■ **Challenge**
Copy every line of the listing that holds the string "Dynamic".

■ **Figure collection entries**
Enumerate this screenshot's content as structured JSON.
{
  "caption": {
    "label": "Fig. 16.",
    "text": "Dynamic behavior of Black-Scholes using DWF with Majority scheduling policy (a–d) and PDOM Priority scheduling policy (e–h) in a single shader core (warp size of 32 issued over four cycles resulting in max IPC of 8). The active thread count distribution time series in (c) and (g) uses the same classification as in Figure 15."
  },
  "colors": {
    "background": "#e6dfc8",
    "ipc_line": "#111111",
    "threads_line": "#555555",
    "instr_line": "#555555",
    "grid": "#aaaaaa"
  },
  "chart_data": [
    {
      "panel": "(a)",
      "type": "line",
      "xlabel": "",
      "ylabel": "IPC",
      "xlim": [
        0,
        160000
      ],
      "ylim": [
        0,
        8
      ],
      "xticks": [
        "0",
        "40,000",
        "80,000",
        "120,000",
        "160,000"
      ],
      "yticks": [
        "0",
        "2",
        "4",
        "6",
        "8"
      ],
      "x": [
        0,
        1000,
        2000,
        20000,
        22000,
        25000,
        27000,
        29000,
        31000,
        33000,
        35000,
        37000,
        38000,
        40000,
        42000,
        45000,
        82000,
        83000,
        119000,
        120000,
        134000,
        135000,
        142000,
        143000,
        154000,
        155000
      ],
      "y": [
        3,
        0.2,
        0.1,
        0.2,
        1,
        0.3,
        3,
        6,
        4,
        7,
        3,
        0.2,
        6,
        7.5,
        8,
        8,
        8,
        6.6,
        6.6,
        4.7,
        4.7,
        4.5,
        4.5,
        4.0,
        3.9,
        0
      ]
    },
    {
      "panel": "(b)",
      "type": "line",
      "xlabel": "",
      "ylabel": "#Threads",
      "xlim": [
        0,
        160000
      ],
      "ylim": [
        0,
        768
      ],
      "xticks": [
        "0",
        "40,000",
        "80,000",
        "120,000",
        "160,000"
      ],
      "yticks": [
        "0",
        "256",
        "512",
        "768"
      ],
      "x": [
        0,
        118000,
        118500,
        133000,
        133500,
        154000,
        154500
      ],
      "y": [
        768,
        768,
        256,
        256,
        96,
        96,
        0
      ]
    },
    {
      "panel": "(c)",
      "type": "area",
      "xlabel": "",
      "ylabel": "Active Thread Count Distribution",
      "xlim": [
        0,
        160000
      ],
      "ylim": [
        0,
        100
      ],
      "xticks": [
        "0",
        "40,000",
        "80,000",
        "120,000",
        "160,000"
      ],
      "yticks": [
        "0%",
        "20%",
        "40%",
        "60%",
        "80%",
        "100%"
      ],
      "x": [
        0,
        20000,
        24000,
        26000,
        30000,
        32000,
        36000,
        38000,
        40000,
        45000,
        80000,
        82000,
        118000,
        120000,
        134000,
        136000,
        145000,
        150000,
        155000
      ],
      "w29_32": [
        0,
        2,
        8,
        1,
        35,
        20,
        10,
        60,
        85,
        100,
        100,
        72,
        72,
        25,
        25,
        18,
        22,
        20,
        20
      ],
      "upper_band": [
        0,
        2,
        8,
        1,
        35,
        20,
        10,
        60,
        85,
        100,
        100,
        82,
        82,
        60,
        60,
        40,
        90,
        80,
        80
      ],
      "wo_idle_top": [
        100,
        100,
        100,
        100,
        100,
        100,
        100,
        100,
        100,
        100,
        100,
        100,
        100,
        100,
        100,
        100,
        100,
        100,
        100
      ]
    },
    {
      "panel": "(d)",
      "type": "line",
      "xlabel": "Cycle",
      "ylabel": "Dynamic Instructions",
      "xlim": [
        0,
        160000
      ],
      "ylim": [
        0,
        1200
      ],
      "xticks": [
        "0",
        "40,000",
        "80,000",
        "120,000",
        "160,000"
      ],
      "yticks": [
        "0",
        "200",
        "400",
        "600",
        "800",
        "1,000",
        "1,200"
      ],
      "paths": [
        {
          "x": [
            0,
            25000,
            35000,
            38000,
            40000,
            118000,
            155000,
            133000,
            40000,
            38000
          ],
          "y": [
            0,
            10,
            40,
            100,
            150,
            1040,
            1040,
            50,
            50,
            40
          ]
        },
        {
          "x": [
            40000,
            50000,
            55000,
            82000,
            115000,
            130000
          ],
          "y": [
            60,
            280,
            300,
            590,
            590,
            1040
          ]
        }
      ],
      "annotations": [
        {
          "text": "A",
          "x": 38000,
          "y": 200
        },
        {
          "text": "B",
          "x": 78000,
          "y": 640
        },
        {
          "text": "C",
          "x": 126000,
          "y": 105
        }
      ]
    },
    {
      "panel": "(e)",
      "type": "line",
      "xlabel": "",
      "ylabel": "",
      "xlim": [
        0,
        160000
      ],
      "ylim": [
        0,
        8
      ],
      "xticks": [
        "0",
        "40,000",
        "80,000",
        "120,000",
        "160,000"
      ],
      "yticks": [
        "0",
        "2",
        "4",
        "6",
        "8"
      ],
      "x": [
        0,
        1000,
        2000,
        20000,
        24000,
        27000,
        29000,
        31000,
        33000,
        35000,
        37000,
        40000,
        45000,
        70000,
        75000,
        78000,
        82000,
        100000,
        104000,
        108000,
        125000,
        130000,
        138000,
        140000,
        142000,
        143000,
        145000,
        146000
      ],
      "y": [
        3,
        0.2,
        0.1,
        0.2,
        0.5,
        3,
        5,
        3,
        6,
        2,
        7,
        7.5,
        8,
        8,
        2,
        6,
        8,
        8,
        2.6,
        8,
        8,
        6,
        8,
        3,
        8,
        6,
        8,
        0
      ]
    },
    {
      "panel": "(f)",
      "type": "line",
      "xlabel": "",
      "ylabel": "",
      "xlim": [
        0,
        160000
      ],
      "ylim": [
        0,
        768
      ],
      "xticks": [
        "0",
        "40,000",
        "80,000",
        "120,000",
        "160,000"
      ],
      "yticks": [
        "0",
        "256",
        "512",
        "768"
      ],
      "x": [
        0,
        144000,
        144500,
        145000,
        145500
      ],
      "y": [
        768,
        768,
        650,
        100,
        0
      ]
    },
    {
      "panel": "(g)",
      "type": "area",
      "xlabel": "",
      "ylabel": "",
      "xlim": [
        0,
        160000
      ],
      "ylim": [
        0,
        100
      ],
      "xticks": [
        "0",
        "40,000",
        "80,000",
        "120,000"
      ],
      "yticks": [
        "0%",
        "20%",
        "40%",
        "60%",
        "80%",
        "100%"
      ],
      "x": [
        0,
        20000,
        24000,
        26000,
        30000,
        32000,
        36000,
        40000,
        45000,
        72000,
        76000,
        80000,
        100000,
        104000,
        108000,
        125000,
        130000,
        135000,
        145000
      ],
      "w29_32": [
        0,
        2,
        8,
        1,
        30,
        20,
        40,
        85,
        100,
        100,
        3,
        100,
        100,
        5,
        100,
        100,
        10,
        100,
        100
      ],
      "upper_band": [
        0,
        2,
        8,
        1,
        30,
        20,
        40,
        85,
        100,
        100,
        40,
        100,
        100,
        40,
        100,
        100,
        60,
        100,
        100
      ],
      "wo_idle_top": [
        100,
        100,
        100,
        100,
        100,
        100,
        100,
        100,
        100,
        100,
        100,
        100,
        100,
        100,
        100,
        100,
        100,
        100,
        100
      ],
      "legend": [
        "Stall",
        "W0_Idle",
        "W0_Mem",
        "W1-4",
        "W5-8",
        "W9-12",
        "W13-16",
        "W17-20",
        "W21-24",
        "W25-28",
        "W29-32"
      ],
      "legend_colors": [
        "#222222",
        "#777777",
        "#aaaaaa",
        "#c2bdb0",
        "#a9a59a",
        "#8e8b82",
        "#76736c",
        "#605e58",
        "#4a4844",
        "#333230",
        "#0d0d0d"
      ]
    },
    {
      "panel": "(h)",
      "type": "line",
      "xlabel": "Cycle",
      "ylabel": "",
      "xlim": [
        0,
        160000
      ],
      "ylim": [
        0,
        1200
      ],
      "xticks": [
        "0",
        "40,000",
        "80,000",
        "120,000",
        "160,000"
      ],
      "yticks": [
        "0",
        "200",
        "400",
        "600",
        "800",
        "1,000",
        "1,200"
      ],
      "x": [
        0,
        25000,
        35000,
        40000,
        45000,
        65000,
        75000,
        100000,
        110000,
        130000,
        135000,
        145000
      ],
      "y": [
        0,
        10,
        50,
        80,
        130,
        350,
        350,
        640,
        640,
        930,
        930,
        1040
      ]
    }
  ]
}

■ **Answer to this exercise**
    "text": "Dynamic behavior of Black-Scholes using DWF with Majority scheduling policy (a–d) and PDOM Priority scheduling policy (e–h) in a single shader core (warp size of 32 issued over four cycles resulting in max IPC of 8). The active thread count distribution time series in (c) and (g) uses the same classification as in Figure 15."
      "ylabel": "Dynamic Instructions",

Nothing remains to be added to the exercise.